*Text section*
Y’all, I love teaching with music. Spanish pop music has been a part of my classroom since year 1, and my use of music for increasing student engagement, reinforcing grammar and vocabulary topics, and touching on cultural issues has only increased over the last ten years. Many students tell me that music is their favorite part of my class – “Yes! It’s Wednesday! It’s song day!” They beg me to play songs on Wednesday, and every other day of the week, give me song suggestions/requests, and tell me they’ve added their favorites to their personal playlists.
Over ten years of teaching, many things have changed, and other things stay the same: my students still love listening to Spanish pop music, and I still have to do battle with the internet filter every. freaking. year.
Admittedly, it has gotten better: at my previous school, I emailed the tech guy every single week with a list of videos to unlock. I think he got a real kick out of Mi novio es un zombie! And there was a stretch at my current school- I believe it was during the “Youtube for Education” era – where just about all my music videos were blocked, and I had to remember to download my videos at home so I could show them in class. Currently, I can access most of my music videos, and occasionally, when one is filtered, I can usually find it on another site with a video search excluding youtube (protip: search with -youtube to find videos hosted on other sites).

(Document layout analysis data)
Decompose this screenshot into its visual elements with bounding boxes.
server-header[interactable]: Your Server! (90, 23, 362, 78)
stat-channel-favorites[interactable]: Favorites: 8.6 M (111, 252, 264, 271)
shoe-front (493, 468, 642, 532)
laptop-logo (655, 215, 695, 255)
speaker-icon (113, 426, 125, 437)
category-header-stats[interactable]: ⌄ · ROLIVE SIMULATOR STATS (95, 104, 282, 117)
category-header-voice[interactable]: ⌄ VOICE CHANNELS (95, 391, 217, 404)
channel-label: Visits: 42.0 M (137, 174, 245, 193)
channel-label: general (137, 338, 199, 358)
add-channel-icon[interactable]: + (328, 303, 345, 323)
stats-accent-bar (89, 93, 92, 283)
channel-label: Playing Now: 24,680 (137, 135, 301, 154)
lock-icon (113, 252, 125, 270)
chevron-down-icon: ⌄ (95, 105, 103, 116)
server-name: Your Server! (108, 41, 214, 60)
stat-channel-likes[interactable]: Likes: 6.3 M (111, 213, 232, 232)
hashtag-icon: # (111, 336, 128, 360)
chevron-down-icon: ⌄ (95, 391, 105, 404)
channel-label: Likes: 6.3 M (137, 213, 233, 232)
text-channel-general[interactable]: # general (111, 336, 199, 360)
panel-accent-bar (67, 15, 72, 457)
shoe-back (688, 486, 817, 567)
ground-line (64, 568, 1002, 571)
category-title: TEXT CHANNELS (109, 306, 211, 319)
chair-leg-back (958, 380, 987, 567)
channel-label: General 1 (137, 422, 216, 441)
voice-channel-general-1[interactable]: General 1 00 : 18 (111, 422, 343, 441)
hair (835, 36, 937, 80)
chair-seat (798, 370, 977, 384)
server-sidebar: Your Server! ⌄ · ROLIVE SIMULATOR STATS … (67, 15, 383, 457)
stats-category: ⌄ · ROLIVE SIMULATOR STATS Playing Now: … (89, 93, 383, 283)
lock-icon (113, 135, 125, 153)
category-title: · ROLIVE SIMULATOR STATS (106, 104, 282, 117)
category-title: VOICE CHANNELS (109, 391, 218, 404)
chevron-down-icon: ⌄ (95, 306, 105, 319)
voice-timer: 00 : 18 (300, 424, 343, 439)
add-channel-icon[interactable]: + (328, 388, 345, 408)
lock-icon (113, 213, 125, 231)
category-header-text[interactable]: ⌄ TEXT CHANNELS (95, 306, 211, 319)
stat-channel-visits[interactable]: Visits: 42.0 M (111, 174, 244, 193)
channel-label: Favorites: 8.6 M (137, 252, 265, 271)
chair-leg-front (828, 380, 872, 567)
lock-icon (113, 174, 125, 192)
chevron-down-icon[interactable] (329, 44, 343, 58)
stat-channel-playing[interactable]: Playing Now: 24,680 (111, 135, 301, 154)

*Task set*
(A) Answer these questions using the Spanish pop music text:
(i) Which day of the week do students call song day?
(ii) Which music video does the writer think the tech guy at the previous school got a real kick out of?
(iii) What search term does the writer recommend for finding videos hosted on sites other than youtube?
(B) Return the portion of the Spanish pop music text starting at "Y’all, I love" and ending at "their personal playlists.".
(C) Take the Spanish pop music text further, continuing from the tip about searching with -youtube.

*Activity answers*
(A)
(i) Wednesday
(ii) Mi novio es un zombie
(iii) -youtube

(B)
Y’all, I love teaching with music. Spanish pop music has been a part of my classroom since year 1, and my use of music for increasing student engagement, reinforcing grammar and vocabulary topics, and touching on cultural issues has only increased over the last ten years. Many students tell me that music is their favorite part of my class – “Yes! It’s Wednesday! It’s song day!” They beg me to play songs on Wednesday, and every other day of the week, give me song suggestions/requests, and tell me they’ve added their favorites to their personal playlists.

(C)
My current beef with the web-filter involves one of my favorite sites for extension, enrichment, choiceboards, and early finishers: LyricsTraining. I have talked about LyricsTraining in presentations to world teachers at FLAG, SCOLT, and within my own department, and it never ceases to impress. If you’ve never used it, it is a fill-in-the-blanks-in-the-lyrics activity. Students watch the video and, as the lyrics scroll underneath, they enter the missing words. It is a great listening activity, exposing students to accents of native speakers, and also gets them to engage with speech at native-speaker speed in a non-threatening way. But don’t get too excited: LyricsTraining relies on embedded YouTube videos. If your school filters videos the way mine does, you might find that many of your favorite, school-appropriate, teenager-pleasing Spanish pop songs are blocked for students. Songs like Te mueves tú, Corazón sin cara, Soy yo, and Tengo tu love.
The 2001 Child Internet Protection Act requires schools to install filters that block “sexually explicit” content. I absolutely support that, and I understand that no filtering software is perfect. However, schools need to choose web filters that empower teachers to choose age-appropriate educational content, with means to whitelist websites and YouTube videos that are being unnecessarily filtered out. Schools also need to differentiate between how the internet is filtered for students and staff members, but I think that is a post for another day. For now, I’m stuck pondering the latest email from my school’s wonderful technology support person, telling me there is no way to selectively enable blocked YouTube videos, and mourning the loss of my beloved Lyrics Training activities for my students this semester.